» Given exercise:
Extract the records in full, leaving every picture out.

★ ★ ★ ★ ★ ★ ★

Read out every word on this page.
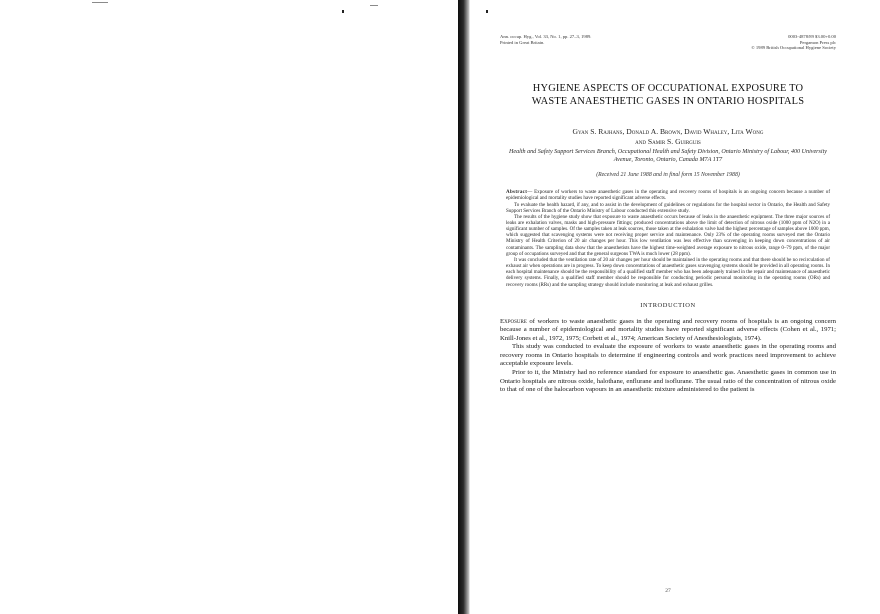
Ann. occup. Hyg., Vol. 33, No. 1, pp. 27–3, 1989.
Printed in Great Britain.
0003-4878/89 $3.00+0.00
Pergamon Press plc
© 1989 British Occupational Hygiene Society
HYGIENE ASPECTS OF OCCUPATIONAL EXPOSURE TO
WASTE ANAESTHETIC GASES IN ONTARIO HOSPITALS
Gyan S. Rajhans, Donald A. Brown, David Whaley, Lita Wong
and Samir S. Guirguis
Health and Safety Support Services Branch, Occupational Health and Safety Division, Ontario Ministry of Labour, 400 University Avenue, Toronto, Ontario, Canada M7A 1T7
(Received 21 June 1988 and in final form 15 November 1988)

Abstract— Exposure of workers to waste anaesthetic gases in the operating and recovery rooms of hospitals is an ongoing concern because a number of epidemiological and mortality studies have reported significant adverse effects.

To evaluate the health hazard, if any, and to assist in the development of guidelines or regulations for the hospital sector in Ontario, the Health and Safety Support Services Branch of the Ontario Ministry of Labour conducted this extensive study.

The results of the hygiene study show that exposure to waste anaesthetic occurs because of leaks in the anaesthetic equipment. The three major sources of leaks are exhalation valves, masks and high-pressure fittings; produced concentrations above the limit of detection of nitrous oxide (1000 ppm of N2O) in a significant number of samples. Of the samples taken at leak sources, those taken at the exhalation valve had the highest percentage of samples above 1000 ppm, which suggested that scavenging systems were not receiving proper service and maintenance. Only 23% of the operating rooms surveyed met the Ontario Ministry of Health Criterion of 20 air changes per hour. This low ventilation was less effective than scavenging in keeping down concentrations of air contaminants. The sampling data show that the anaesthetists have the highest time-weighted average exposure to nitrous oxide, range 0–79 ppm, of the major group of occupations surveyed and that the general surgeons TWA is much lower (28 ppm).

It was concluded that the ventilation rate of 20 air changes per hour should be maintained in the operating rooms and that there should be no recirculation of exhaust air when operations are in progress. To keep down concentrations of anaesthetic gases scavenging systems should be provided in all operating rooms. In each hospital maintenance should be the responsibility of a qualified staff member who has been adequately trained in the repair and maintenance of anaesthetic delivery systems. Finally, a qualified staff member should be responsible for conducting periodic personal monitoring in the operating rooms (ORs) and recovery rooms (RRs) and the sampling strategy should include monitoring at leak and exhaust grilles.

INTRODUCTION

Exposure of workers to waste anaesthetic gases in the operating and recovery rooms of hospitals is an ongoing concern because a number of epidemiological and mortality studies have reported significant adverse effects (Cohen et al., 1971; Knill-Jones et al., 1972, 1975; Corbett et al., 1974; American Society of Anesthesiologists, 1974).

This study was conducted to evaluate the exposure of workers to waste anaesthetic gases in the operating rooms and recovery rooms in Ontario hospitals to determine if engineering controls and work practices need improvement to achieve acceptable exposure levels.

Prior to it, the Ministry had no reference standard for exposure to anaesthetic gas. Anaesthetic gases in common use in Ontario hospitals are nitrous oxide, halothane, enflurane and isoflurane. The usual ratio of the concentration of nitrous oxide to that of one of the halocarbon vapours in an anaesthetic mixture administered to the patient is

27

★ ★ ★ ★ ★ ★ ★

» Output:
Read out every word on this page.
Ann. occup. Hyg., Vol. 33, No. 1, pp. 27–3, 1989.
Printed in Great Britain.
0003-4878/89 $3.00+0.00
Pergamon Press plc
© 1989 British Occupational Hygiene Society
HYGIENE ASPECTS OF OCCUPATIONAL EXPOSURE TO
WASTE ANAESTHETIC GASES IN ONTARIO HOSPITALS
Gyan S. Rajhans, Donald A. Brown, David Whaley, Lita Wong
and Samir S. Guirguis
Health and Safety Support Services Branch, Occupational Health and Safety Division, Ontario Ministry of Labour, 400 University Avenue, Toronto, Ontario, Canada M7A 1T7
(Received 21 June 1988 and in final form 15 November 1988)

Abstract— Exposure of workers to waste anaesthetic gases in the operating and recovery rooms of hospitals is an ongoing concern because a number of epidemiological and mortality studies have reported significant adverse effects.

To evaluate the health hazard, if any, and to assist in the development of guidelines or regulations for the hospital sector in Ontario, the Health and Safety Support Services Branch of the Ontario Ministry of Labour conducted this extensive study.

The results of the hygiene study show that exposure to waste anaesthetic occurs because of leaks in the anaesthetic equipment. The three major sources of leaks are exhalation valves, masks and high-pressure fittings; produced concentrations above the limit of detection of nitrous oxide (1000 ppm of N2O) in a significant number of samples. Of the samples taken at leak sources, those taken at the exhalation valve had the highest percentage of samples above 1000 ppm, which suggested that scavenging systems were not receiving proper service and maintenance. Only 23% of the operating rooms surveyed met the Ontario Ministry of Health Criterion of 20 air changes per hour. This low ventilation was less effective than scavenging in keeping down concentrations of air contaminants. The sampling data show that the anaesthetists have the highest time-weighted average exposure to nitrous oxide, range 0–79 ppm, of the major group of occupations surveyed and that the general surgeons TWA is much lower (28 ppm).

It was concluded that the ventilation rate of 20 air changes per hour should be maintained in the operating rooms and that there should be no recirculation of exhaust air when operations are in progress. To keep down concentrations of anaesthetic gases scavenging systems should be provided in all operating rooms. In each hospital maintenance should be the responsibility of a qualified staff member who has been adequately trained in the repair and maintenance of anaesthetic delivery systems. Finally, a qualified staff member should be responsible for conducting periodic personal monitoring in the operating rooms (ORs) and recovery rooms (RRs) and the sampling strategy should include monitoring at leak and exhaust grilles.

INTRODUCTION

Exposure of workers to waste anaesthetic gases in the operating and recovery rooms of hospitals is an ongoing concern because a number of epidemiological and mortality studies have reported significant adverse effects (Cohen et al., 1971; Knill-Jones et al., 1972, 1975; Corbett et al., 1974; American Society of Anesthesiologists, 1974).

This study was conducted to evaluate the exposure of workers to waste anaesthetic gases in the operating rooms and recovery rooms in Ontario hospitals to determine if engineering controls and work practices need improvement to achieve acceptable exposure levels.

Prior to it, the Ministry had no reference standard for exposure to anaesthetic gas. Anaesthetic gases in common use in Ontario hospitals are nitrous oxide, halothane, enflurane and isoflurane. The usual ratio of the concentration of nitrous oxide to that of one of the halocarbon vapours in an anaesthetic mixture administered to the patient is

27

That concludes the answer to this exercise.